• **SHORT EXERCISE**
Across the listing below, how many lines hold "https"? Reply with the number by itself.

• **DATA FOR THE TASK**
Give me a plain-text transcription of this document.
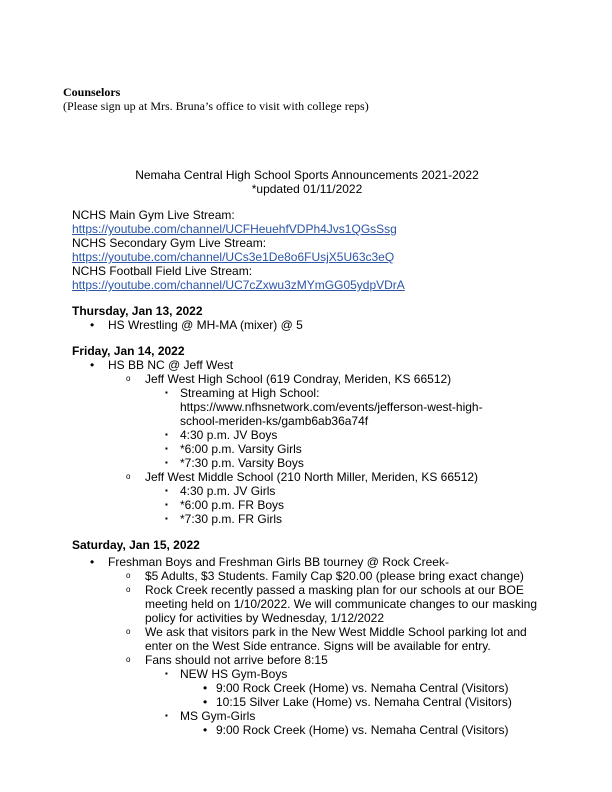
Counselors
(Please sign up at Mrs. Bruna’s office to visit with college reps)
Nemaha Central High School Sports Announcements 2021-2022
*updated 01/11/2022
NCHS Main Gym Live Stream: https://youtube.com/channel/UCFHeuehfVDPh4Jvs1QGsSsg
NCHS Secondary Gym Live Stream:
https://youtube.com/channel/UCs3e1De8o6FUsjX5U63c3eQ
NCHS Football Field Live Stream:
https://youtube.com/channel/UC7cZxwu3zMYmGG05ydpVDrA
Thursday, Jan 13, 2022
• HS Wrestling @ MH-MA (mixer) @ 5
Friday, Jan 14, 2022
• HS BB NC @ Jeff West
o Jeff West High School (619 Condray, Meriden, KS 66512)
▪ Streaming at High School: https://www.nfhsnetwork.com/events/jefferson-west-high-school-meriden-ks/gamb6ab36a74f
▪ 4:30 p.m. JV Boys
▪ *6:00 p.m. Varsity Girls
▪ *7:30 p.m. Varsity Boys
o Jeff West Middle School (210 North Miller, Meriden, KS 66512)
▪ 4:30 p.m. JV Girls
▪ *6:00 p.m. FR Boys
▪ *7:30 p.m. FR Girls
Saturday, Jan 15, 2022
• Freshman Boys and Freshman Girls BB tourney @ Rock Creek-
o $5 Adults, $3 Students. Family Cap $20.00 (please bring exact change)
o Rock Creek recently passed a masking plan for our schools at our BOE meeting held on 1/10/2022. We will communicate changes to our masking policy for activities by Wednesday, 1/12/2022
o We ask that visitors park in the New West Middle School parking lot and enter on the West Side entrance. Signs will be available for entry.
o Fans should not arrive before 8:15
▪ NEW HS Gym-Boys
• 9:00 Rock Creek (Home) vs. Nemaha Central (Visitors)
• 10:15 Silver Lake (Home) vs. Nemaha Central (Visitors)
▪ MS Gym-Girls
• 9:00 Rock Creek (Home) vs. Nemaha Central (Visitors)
...
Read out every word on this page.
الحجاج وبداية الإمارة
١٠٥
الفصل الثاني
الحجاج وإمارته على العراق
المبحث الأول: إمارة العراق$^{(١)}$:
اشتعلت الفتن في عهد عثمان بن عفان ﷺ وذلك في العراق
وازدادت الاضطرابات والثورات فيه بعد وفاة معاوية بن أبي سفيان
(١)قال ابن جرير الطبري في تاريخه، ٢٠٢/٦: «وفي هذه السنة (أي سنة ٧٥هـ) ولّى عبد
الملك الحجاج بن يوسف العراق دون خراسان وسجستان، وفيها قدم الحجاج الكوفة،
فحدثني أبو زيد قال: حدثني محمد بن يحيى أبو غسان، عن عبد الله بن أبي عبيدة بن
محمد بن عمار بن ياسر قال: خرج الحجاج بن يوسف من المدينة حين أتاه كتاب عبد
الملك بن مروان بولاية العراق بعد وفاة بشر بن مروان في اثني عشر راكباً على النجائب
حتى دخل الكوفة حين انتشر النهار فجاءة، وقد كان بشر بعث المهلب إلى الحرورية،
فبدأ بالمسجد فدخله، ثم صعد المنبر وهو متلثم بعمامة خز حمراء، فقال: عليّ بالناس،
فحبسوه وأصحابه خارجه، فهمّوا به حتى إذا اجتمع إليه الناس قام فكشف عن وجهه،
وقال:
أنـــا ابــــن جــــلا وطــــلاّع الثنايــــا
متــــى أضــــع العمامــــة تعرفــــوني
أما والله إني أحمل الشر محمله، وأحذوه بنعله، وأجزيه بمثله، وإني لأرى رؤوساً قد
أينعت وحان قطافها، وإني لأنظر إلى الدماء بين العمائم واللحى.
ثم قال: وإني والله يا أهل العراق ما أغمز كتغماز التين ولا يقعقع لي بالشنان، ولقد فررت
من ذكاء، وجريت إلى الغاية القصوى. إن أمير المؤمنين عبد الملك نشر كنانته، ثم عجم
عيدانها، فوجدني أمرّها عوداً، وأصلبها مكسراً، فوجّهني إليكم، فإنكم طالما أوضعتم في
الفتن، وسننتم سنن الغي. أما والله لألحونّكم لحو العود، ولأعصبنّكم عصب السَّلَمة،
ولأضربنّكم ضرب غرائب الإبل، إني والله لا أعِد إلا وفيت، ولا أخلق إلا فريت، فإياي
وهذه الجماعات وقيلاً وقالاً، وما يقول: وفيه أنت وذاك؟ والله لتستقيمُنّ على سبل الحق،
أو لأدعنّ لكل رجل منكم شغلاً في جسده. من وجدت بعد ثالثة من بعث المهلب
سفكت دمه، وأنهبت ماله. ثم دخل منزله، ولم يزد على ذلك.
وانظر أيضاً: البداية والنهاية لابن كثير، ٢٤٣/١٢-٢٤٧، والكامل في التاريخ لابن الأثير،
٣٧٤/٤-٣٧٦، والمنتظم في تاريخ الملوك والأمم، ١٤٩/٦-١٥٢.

• **COMPLETE OUTPUT**
4